═══ SOURCE

Table 6 Regression results for the GEV model

The Durbin–Watson statistics for all three cases were higher than the standard upper limit proposed by (Savin and White 1977) based on sample size and number of terms, which concluded that there was no correlation between the observed values. Along with these statistical indicators, residual plots were analyzed for better assessment of the regression output and some underlying assumptions regarding homoscedasticity and normality. Four types of residual plots, such as the normal probability plot, the histogram of residuals, residual versus fit, and residual versus order for each parameter of the GEV model is shown above in Fig. 9

Fig. 9
figure 9figure 9

Residual plots for all the three parameters of the GEV model, a shape parameter (k), b scale parameter (σ), and c location parameter (µ)

Since the length of samples for each case was less than 20, the bars in the histogram of residuals might not have sufficient data points to identify outliers or skewness in the data. So instead of relying upon histogram plot for small sample sizes, the normal probability plot was analyzed for the residuals. An approximate straight line of the normal probability plots for all the three cases indicated that the residuals were normally distributed. The graph between residual and their corresponding fitted values proved that the residuals were randomly distributed with a constant variance. The independence of residuals was also observed from the plots of the residuals versus the order. A similar analysis was performed to evaluate the best-fit regression equation for all the parameters of the top distribution models, as listed in Table 5. Out of all the physical characteristics of the basin, the catchment area was better at predicting the model parameters with a relatively higher degree of accuracy. The skewness coefficient of the AMS was statistically significant to describe the variance of shape parameter for all the three models. The location and scale parameter of PT 3 distribution also had the best-fit relationship with the skewness coefficient. The 95% prediction intervals (PI) of these models are shown in Fig. 10, along with R2 values. The regression equation obtained for the scale parameter of the PT 3 model possessed a small R2 indicating a relatively poor predictive ability.

══════
═══ DATASET RECORDS

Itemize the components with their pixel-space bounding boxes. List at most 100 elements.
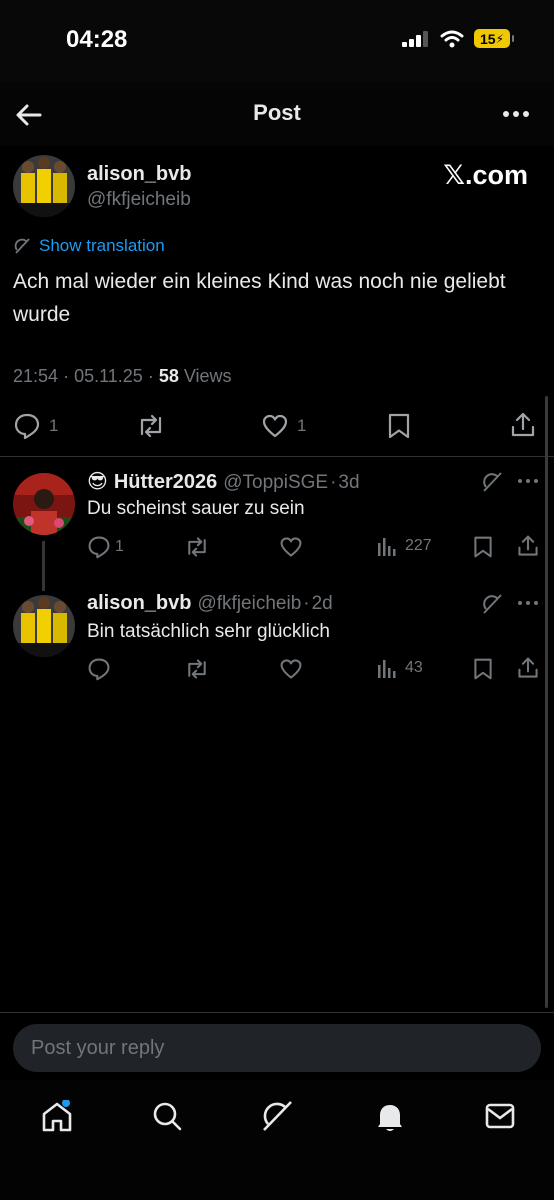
- battery-level: 15: [479, 30, 496, 47]
- more-button[interactable]: [502, 104, 530, 129]
- bookmark-button[interactable]: [386, 412, 412, 445]
- charging-icon: ⚡: [495, 31, 504, 46]
- signal-icon: [402, 30, 428, 47]
- reply-emoji: 😎: [87, 471, 108, 493]
- grok-icon: [14, 238, 30, 254]
- avatar-image: [13, 595, 75, 657]
- reply-share-button[interactable]: [516, 656, 540, 685]
- heart-icon: [280, 659, 302, 679]
- reply-author-handle[interactable]: @ToppiSGE: [223, 472, 328, 494]
- more-dots-icon: [518, 479, 538, 483]
- post-time: 21:54: [13, 366, 59, 386]
- avatar-image: [13, 473, 75, 535]
- reply-age: 3d: [338, 472, 360, 493]
- reply-avatar[interactable]: [13, 473, 75, 535]
- divider: [0, 1012, 554, 1013]
- views-chart-icon: [378, 538, 396, 556]
- reply-text: Bin tatsächlich sehr glücklich: [87, 621, 330, 642]
- repost-icon: [140, 414, 162, 438]
- like-button[interactable]: 1: [261, 412, 306, 440]
- nav-search[interactable]: [151, 1100, 183, 1137]
- post-text: Ach mal wieder ein kleines Kind was noch…: [13, 270, 506, 326]
- reply-author-name[interactable]: Hütter2026: [114, 471, 217, 494]
- page-title: Post: [253, 100, 301, 125]
- author-handle[interactable]: @fkfjeicheib: [87, 189, 191, 211]
- author-avatar[interactable]: [13, 155, 75, 217]
- share-icon: [518, 535, 538, 556]
- reply-button[interactable]: 1: [13, 412, 58, 440]
- bookmark-icon: [474, 658, 492, 680]
- share-button[interactable]: [509, 411, 537, 444]
- show-translation-label[interactable]: Show translation: [39, 236, 165, 256]
- reply-bookmark-button[interactable]: [472, 657, 494, 686]
- status-time: 04:28: [66, 26, 128, 53]
- more-dots-icon: [518, 601, 538, 605]
- reply-input[interactable]: Post your reply: [13, 1024, 541, 1072]
- bottom-nav: [0, 1080, 554, 1200]
- nav-grok[interactable]: [260, 1099, 294, 1138]
- reply-like-button[interactable]: [279, 535, 303, 564]
- views-label: Views: [183, 366, 232, 386]
- x-watermark: 𝕏.com: [443, 160, 528, 190]
- like-count: 1: [297, 416, 307, 435]
- grok-icon: [483, 472, 502, 492]
- reply-avatar[interactable]: [13, 595, 75, 657]
- reply-reply-count: 1: [115, 538, 124, 555]
- reply-views-count: 227: [405, 537, 432, 554]
- post-date: 05.11.25: [74, 366, 143, 386]
- views-chart-icon: [378, 660, 396, 678]
- author-name[interactable]: alison_bvb: [87, 163, 191, 186]
- reply-age: 2d: [311, 593, 333, 614]
- show-translation-button[interactable]: Show translation: [13, 236, 165, 256]
- more-dots-icon: [503, 111, 529, 117]
- reply-views-button[interactable]: 43: [377, 657, 423, 679]
- repost-icon: [188, 659, 206, 679]
- reply-header: alison_bvb @fkfjeicheib · 2d: [87, 592, 333, 615]
- search-icon: [153, 1102, 182, 1131]
- bookmark-icon: [388, 413, 410, 439]
- reply-icon: [88, 658, 110, 681]
- status-icons: 15 ⚡: [402, 29, 514, 48]
- reply-reply-button[interactable]: [87, 657, 111, 686]
- nav-messages[interactable]: [484, 1102, 516, 1135]
- reply-more-button[interactable]: [517, 471, 539, 496]
- battery-indicator: 15 ⚡: [474, 29, 514, 48]
- repost-icon: [188, 537, 206, 557]
- reply-grok-button[interactable]: [481, 593, 503, 620]
- avatar-image: [13, 155, 75, 217]
- reply-author-name[interactable]: alison_bvb: [87, 592, 191, 615]
- reply-repost-button[interactable]: [184, 535, 210, 564]
- bookmark-icon: [474, 536, 492, 558]
- reply-like-button[interactable]: [279, 657, 303, 686]
- reply-share-button[interactable]: [516, 534, 540, 563]
- divider: [0, 456, 554, 457]
- share-icon: [518, 657, 538, 678]
- reply-views-count: 43: [405, 659, 423, 676]
- reply-text: Du scheinst sauer zu sein: [87, 498, 305, 519]
- reply-icon: [14, 413, 40, 440]
- messages-icon: [485, 1103, 515, 1129]
- reply-repost-button[interactable]: [184, 657, 210, 686]
- nav-home[interactable]: [40, 1099, 74, 1139]
- grok-icon: [483, 594, 502, 614]
- reply-header: 😎 Hütter2026 @ToppiSGE · 3d: [87, 471, 360, 494]
- wifi-icon: [440, 30, 464, 47]
- scrollbar[interactable]: [545, 396, 548, 1008]
- reply-author-handle[interactable]: @fkfjeicheib: [197, 593, 301, 615]
- heart-icon: [262, 414, 288, 438]
- reply-icon: [88, 536, 110, 559]
- repost-button[interactable]: [136, 412, 166, 445]
- grok-icon: [263, 1101, 292, 1131]
- heart-icon: [280, 537, 302, 557]
- home-icon: [42, 1099, 72, 1132]
- nav-notifications[interactable]: [374, 1100, 406, 1139]
- reply-grok-button[interactable]: [481, 471, 503, 498]
- thread-line: [42, 541, 45, 591]
- reply-views-button[interactable]: 227: [377, 535, 432, 557]
- reply-reply-button[interactable]: 1: [87, 535, 124, 559]
- reply-more-button[interactable]: [517, 593, 539, 618]
- views-count: 58: [158, 366, 179, 386]
- reply-count: 1: [49, 416, 59, 435]
- reply-bookmark-button[interactable]: [472, 535, 494, 564]
- share-icon: [511, 412, 535, 437]
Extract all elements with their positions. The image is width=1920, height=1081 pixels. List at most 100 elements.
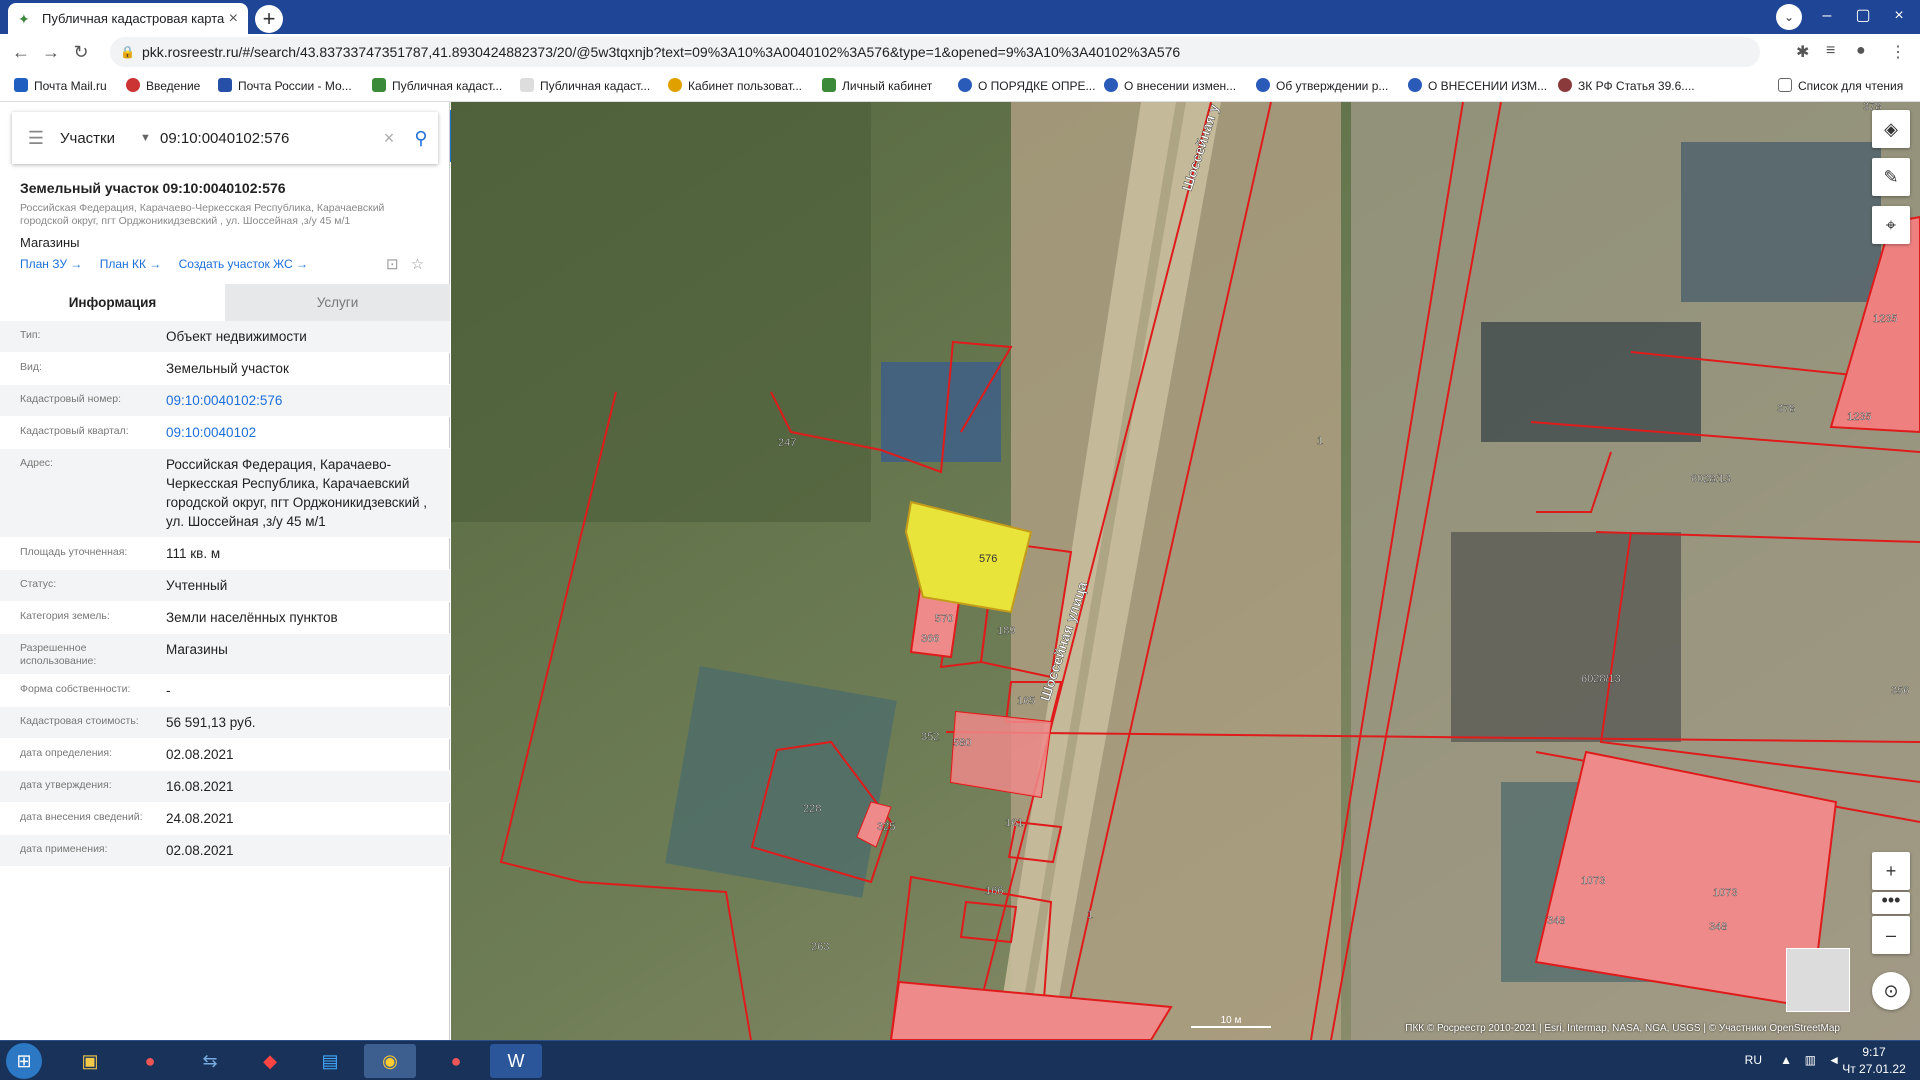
network-icon[interactable]: ▥ xyxy=(1805,1053,1816,1067)
tab-information[interactable]: Информация xyxy=(0,284,225,321)
parcel-label: 6028/13 xyxy=(1581,673,1621,685)
tray-arrow-icon[interactable]: ▲ xyxy=(1780,1053,1792,1067)
forward-icon[interactable]: → xyxy=(36,42,66,63)
anydesk-icon[interactable]: ◆ xyxy=(244,1044,296,1078)
info-row: Площадь уточненная: 111 кв. м xyxy=(0,538,450,570)
parcel-label: 247 xyxy=(778,437,796,449)
hamburger-icon[interactable]: ☰ xyxy=(12,128,60,149)
search-icon[interactable]: ⚲ xyxy=(404,128,438,149)
yandex-browser-icon[interactable]: ● xyxy=(124,1044,176,1078)
search-mode-select[interactable]: Участки xyxy=(60,130,140,147)
info-key: Адрес: xyxy=(20,457,53,469)
media-icon[interactable]: ≡ xyxy=(1826,42,1835,60)
info-row: Кадастровая стоимость: 56 591,13 руб. xyxy=(0,707,450,739)
info-sidebar: ☰ Участки ▼ 09:10:0040102:576 × ⚲ Земель… xyxy=(0,102,450,1040)
parcel-label: 1 xyxy=(1087,909,1093,921)
bookmark-item[interactable]: О ПОРЯДКЕ ОПРЕ... xyxy=(958,70,1095,102)
info-row: дата определения: 02.08.2021 xyxy=(0,739,450,771)
browser-tab[interactable]: ✦ Публичная кадастровая карта × xyxy=(8,3,248,34)
parcel-label: 570 xyxy=(935,613,953,625)
plan-zu-link[interactable]: План ЗУ → xyxy=(20,257,82,271)
bookmark-item[interactable]: Кабинет пользоват... xyxy=(668,70,802,102)
parcel-label: 165 xyxy=(1017,695,1035,707)
start-button[interactable]: ⊞ xyxy=(6,1043,42,1079)
locate-icon[interactable]: ⌖ xyxy=(1872,206,1910,244)
back-icon[interactable]: ← xyxy=(6,42,36,63)
explorer-icon[interactable]: ▣ xyxy=(64,1044,116,1078)
bookmark-item[interactable]: ЗК РФ Статья 39.6.... xyxy=(1558,70,1695,102)
bookmark-item[interactable]: Почта Mail.ru xyxy=(14,70,107,102)
chevron-down-icon[interactable]: ▼ xyxy=(140,132,160,144)
bookmark-item[interactable]: О ВНЕСЕНИИ ИЗМ... xyxy=(1408,70,1547,102)
extensions-icon[interactable]: ✱ xyxy=(1796,42,1809,62)
info-value: 56 591,13 руб. xyxy=(166,715,256,730)
chrome-icon[interactable]: ◉ xyxy=(364,1044,416,1078)
parcel-label: 348 xyxy=(1547,915,1565,927)
info-value: 111 кв. м xyxy=(166,546,221,561)
info-value: 24.08.2021 xyxy=(166,811,234,826)
bookmarks-bar: Почта Mail.ru Введение Почта России - Мо… xyxy=(0,70,1920,102)
overview-map[interactable] xyxy=(1786,948,1850,1012)
parcel-label: 1235 xyxy=(1847,411,1871,423)
info-key: Категория земель: xyxy=(20,610,110,622)
clear-icon[interactable]: × xyxy=(374,128,404,149)
bookmark-item[interactable]: О внесении измен... xyxy=(1104,70,1236,102)
parcel-label: 1073 xyxy=(1713,887,1737,899)
save-icon[interactable]: ▤ xyxy=(304,1044,356,1078)
close-window-icon[interactable]: × xyxy=(1884,4,1914,28)
info-value-link[interactable]: 09:10:0040102:576 xyxy=(146,391,436,410)
zoom-to-icon[interactable]: ⊡ xyxy=(386,256,399,273)
search-input[interactable]: 09:10:0040102:576 xyxy=(160,130,374,147)
tab-strip: ✦ Публичная кадастровая карта × + ⌄ – ▢ … xyxy=(0,0,1920,34)
zoom-in-button[interactable]: + xyxy=(1872,852,1910,890)
reload-icon[interactable]: ↻ xyxy=(66,42,96,63)
info-value: Учтенный xyxy=(166,578,228,593)
layers-icon[interactable]: ◈ xyxy=(1872,110,1910,148)
bookmark-item[interactable]: Публичная кадаст... xyxy=(520,70,650,102)
url-field[interactable]: 🔒 pkk.rosreestr.ru/#/search/43.837337473… xyxy=(110,37,1760,67)
word-icon[interactable]: W xyxy=(490,1044,542,1078)
maximize-icon[interactable]: ▢ xyxy=(1848,4,1878,28)
bookmark-item[interactable]: Публичная кадаст... xyxy=(372,70,502,102)
close-tab-icon[interactable]: × xyxy=(229,10,238,28)
menu-icon[interactable]: ⋮ xyxy=(1890,42,1906,62)
bookmark-item[interactable]: Об утверждении р... xyxy=(1256,70,1388,102)
bookmark-item[interactable]: Почта России - Мо... xyxy=(218,70,352,102)
info-value: Российская Федерация, Карачаево-Черкесск… xyxy=(166,457,428,529)
parcel-label: 161 xyxy=(1005,817,1023,829)
plan-kk-link[interactable]: План КК → xyxy=(100,257,162,271)
create-parcel-link[interactable]: Создать участок ЖС → xyxy=(179,257,308,271)
new-tab-button[interactable]: + xyxy=(255,5,283,33)
profile-icon[interactable]: ● xyxy=(1856,42,1866,60)
star-icon[interactable]: ☆ xyxy=(411,256,424,273)
teamviewer-icon[interactable]: ⇆ xyxy=(184,1044,236,1078)
language-indicator[interactable]: RU xyxy=(1745,1053,1762,1067)
clock-time[interactable]: 9:17 xyxy=(1844,1045,1904,1059)
tab-search-icon[interactable]: ⌄ xyxy=(1776,4,1802,30)
parcel-label: 378 xyxy=(1777,403,1795,415)
cadastral-map[interactable]: 576 247 189 570 366 165 352 580 228 325 … xyxy=(451,102,1920,1040)
info-row: дата утверждения: 16.08.2021 xyxy=(0,771,450,803)
search-bar: ☰ Участки ▼ 09:10:0040102:576 × ⚲ xyxy=(12,112,438,164)
info-value: Земельный участок xyxy=(166,361,289,376)
yandex-browser-2-icon[interactable]: ● xyxy=(430,1044,482,1078)
bookmark-item[interactable]: Личный кабинет xyxy=(822,70,932,102)
windows-taskbar: ⊞ ▣ ● ⇆ ◆ ▤ ◉ ● W RU ▲ ▥ ◄ 9:17 Чт 27.01… xyxy=(0,1040,1920,1080)
more-zoom-icon[interactable]: ••• xyxy=(1872,891,1910,914)
info-value-link[interactable]: 09:10:0040102 xyxy=(146,423,436,442)
zoom-out-button[interactable]: – xyxy=(1872,916,1910,954)
clock-date[interactable]: Чт 27.01.22 xyxy=(1836,1062,1912,1076)
ruler-icon[interactable]: ✎ xyxy=(1872,158,1910,196)
compass-icon[interactable]: ⊙ xyxy=(1872,972,1910,1010)
parcel-use-type: Магазины xyxy=(20,235,80,250)
info-value: Объект недвижимости xyxy=(166,329,307,344)
map-attribution: ПКК © Росреестр 2010-2021 | Esri, Interm… xyxy=(1405,1023,1840,1034)
parcel-label: 356 xyxy=(1891,685,1909,697)
browser-chrome: ✦ Публичная кадастровая карта × + ⌄ – ▢ … xyxy=(0,0,1920,102)
info-key: Кадастровый квартал: xyxy=(20,425,129,437)
bookmark-item[interactable]: Введение xyxy=(126,70,200,102)
minimize-icon[interactable]: – xyxy=(1812,4,1842,28)
tab-services[interactable]: Услуги xyxy=(225,284,450,321)
reading-list[interactable]: Список для чтения xyxy=(1778,70,1903,102)
info-row: Разрешенное использование: Магазины xyxy=(0,634,450,675)
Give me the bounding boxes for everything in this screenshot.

══════

_THINGS TO DO:_
1 – Switch "homoscedasticity" to "equal variance" in the stretch of the GEV regression passage from "The Durbin–Watson statistics" through "location parameter (µ)", and give that stretch.
2 – In the GEV regression passage, which physical characteristic of the basin predicted the model parameters best?
These entries play no role in the work.

_TASK-BY-TASK ANSWERS:_
1 –
The Durbin–Watson statistics for all three cases were higher than the standard upper limit proposed by (Savin and White 1977) based on sample size and number of terms, which concluded that there was no correlation between the observed values. Along with these statistical indicators, residual plots were analyzed for better assessment of the regression output and some underlying assumptions regarding equal variance and normality. Four types of residual plots, such as the normal probability plot, the histogram of residuals, residual versus fit, and residual versus order for each parameter of the GEV model is shown above in Fig. 9

Fig. 9
figure 9figure 9

Residual plots for all the three parameters of the GEV model, a shape parameter (k), b scale parameter (σ), and c location parameter (µ)

2 – The catchment area.